-- Start --
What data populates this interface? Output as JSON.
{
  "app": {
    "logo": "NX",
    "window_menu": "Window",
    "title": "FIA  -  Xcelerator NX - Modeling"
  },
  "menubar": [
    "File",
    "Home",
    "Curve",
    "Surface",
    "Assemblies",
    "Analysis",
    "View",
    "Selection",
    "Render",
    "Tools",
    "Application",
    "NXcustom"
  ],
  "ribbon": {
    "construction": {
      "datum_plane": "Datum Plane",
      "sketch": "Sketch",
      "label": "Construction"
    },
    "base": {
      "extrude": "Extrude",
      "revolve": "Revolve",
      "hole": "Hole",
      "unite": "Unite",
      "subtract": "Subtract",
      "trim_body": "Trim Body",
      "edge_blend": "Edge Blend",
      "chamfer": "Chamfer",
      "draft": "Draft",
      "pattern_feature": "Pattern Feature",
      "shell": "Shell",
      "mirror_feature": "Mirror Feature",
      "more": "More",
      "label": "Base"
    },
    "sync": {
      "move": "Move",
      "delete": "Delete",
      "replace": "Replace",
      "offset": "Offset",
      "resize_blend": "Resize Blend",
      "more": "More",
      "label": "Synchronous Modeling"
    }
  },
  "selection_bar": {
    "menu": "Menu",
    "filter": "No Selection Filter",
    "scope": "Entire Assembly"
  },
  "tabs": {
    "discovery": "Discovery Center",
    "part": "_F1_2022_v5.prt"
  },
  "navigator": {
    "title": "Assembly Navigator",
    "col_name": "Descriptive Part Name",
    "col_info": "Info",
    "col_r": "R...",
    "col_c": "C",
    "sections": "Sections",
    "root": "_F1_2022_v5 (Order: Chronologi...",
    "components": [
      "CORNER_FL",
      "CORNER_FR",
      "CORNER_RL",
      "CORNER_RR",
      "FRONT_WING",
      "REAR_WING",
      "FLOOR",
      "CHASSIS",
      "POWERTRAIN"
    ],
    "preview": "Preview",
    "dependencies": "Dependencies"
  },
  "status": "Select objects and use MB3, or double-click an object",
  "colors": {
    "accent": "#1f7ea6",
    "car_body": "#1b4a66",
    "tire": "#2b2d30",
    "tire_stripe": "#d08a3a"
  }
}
-- End --
-- Start --
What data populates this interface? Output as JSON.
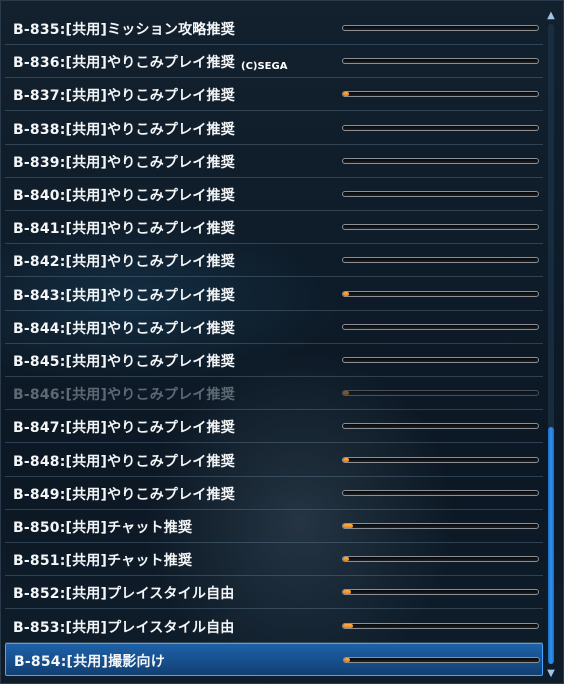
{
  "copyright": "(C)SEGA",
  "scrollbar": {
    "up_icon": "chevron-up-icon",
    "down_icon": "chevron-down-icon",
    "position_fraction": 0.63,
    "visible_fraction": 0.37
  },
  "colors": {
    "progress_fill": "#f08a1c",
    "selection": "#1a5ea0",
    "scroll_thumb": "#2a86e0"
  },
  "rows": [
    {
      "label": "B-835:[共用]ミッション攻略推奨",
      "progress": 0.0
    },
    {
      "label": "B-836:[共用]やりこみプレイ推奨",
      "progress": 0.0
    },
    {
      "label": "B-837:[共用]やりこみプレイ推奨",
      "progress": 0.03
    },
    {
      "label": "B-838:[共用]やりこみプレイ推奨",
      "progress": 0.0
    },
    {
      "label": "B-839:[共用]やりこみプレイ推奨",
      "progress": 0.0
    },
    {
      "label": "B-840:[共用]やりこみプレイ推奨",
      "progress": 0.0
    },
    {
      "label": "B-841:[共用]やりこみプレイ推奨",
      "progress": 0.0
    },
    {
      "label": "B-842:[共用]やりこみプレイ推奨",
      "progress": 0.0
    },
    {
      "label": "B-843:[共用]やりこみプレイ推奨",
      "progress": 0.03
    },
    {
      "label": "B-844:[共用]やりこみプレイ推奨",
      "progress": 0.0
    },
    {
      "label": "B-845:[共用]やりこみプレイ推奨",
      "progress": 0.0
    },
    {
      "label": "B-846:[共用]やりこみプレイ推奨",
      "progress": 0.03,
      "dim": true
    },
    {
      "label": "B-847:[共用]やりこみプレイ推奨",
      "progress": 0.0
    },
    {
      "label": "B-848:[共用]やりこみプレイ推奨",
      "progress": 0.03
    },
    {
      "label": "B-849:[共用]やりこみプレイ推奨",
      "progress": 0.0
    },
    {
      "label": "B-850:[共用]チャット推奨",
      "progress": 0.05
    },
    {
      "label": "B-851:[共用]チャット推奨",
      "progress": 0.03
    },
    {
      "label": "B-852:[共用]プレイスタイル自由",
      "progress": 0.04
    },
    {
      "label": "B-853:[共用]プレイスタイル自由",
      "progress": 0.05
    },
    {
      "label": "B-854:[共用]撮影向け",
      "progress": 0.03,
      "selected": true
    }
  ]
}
-- End --
Task description
What is the number of lines holding the word "icon"? State it alone.

Answer to the task
2